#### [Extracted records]
****************************************
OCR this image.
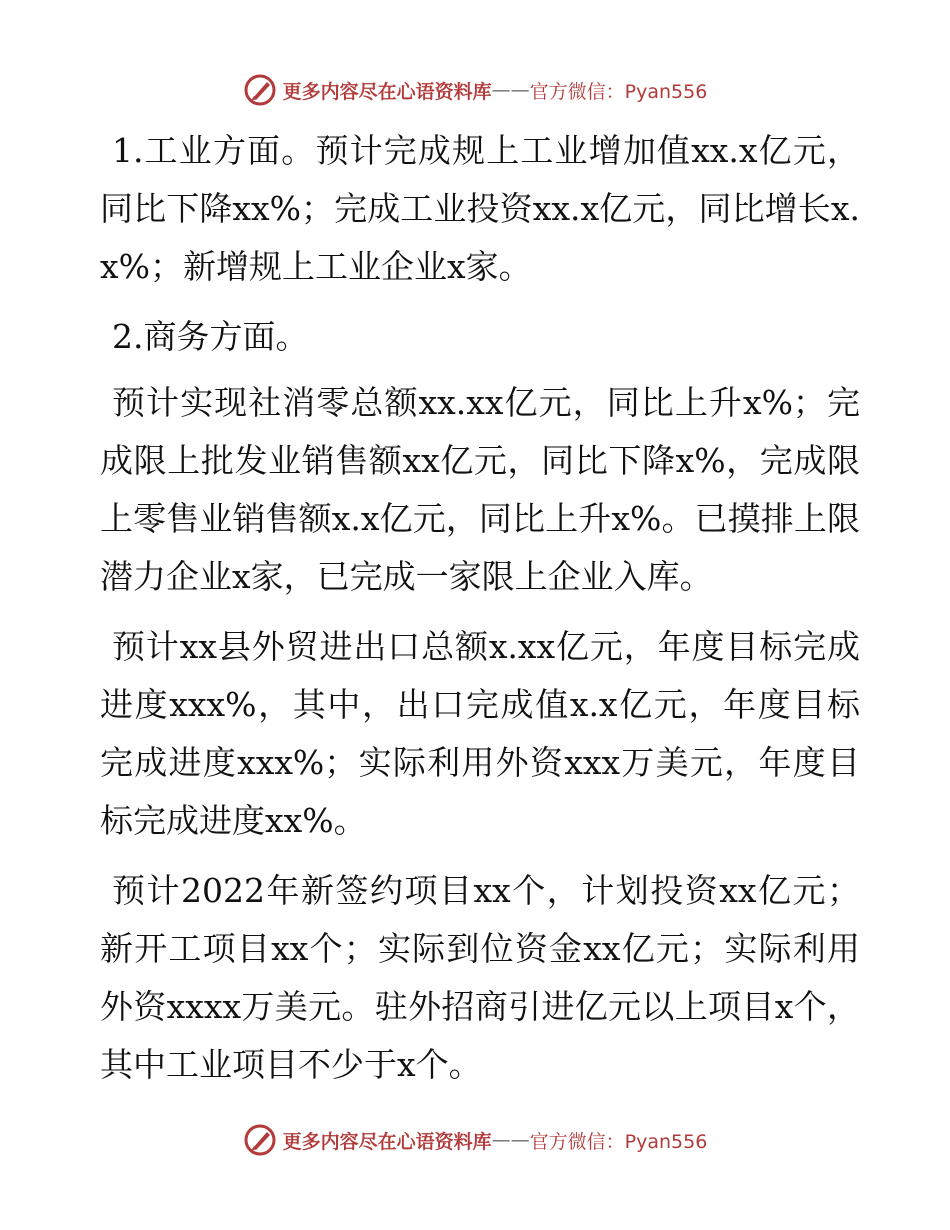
更多内容尽在心语资料库 —— 官方微信：Pyan556

1.工业方面。预计完成规上工业增加值xx.x亿元，同比下降xx%；完成工业投资xx.x亿元，同比增长x.x%；新增规上工业企业x家。

2.商务方面。

预计实现社消零总额xx.xx亿元，同比上升x%；完成限上批发业销售额xx亿元，同比下降x%，完成限上零售业销售额x.x亿元，同比上升x%。已摸排上限潜力企业x家，已完成一家限上企业入库。

预计xx县外贸进出口总额x.xx亿元，年度目标完成进度xxx%，其中，出口完成值x.x亿元，年度目标完成进度xxx%；实际利用外资xxx万美元，年度目标完成进度xx%。

预计2022年新签约项目xx个，计划投资xx亿元；新开工项目xx个；实际到位资金xx亿元；实际利用外资xxxx万美元。驻外招商引进亿元以上项目x个，其中工业项目不少于x个。

更多内容尽在心语资料库 —— 官方微信：Pyan556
****************************************
Write the material out again exactly as it appears, dropping the pictures.

OCR this image.
更多内容尽在心语资料库 —— 官方微信：Pyan556

1.工业方面。预计完成规上工业增加值xx.x亿元，同比下降xx%；完成工业投资xx.x亿元，同比增长x.x%；新增规上工业企业x家。

2.商务方面。

预计实现社消零总额xx.xx亿元，同比上升x%；完成限上批发业销售额xx亿元，同比下降x%，完成限上零售业销售额x.x亿元，同比上升x%。已摸排上限潜力企业x家，已完成一家限上企业入库。

预计xx县外贸进出口总额x.xx亿元，年度目标完成进度xxx%，其中，出口完成值x.x亿元，年度目标完成进度xxx%；实际利用外资xxx万美元，年度目标完成进度xx%。

预计2022年新签约项目xx个，计划投资xx亿元；新开工项目xx个；实际到位资金xx亿元；实际利用外资xxxx万美元。驻外招商引进亿元以上项目x个，其中工业项目不少于x个。

更多内容尽在心语资料库 —— 官方微信：Pyan556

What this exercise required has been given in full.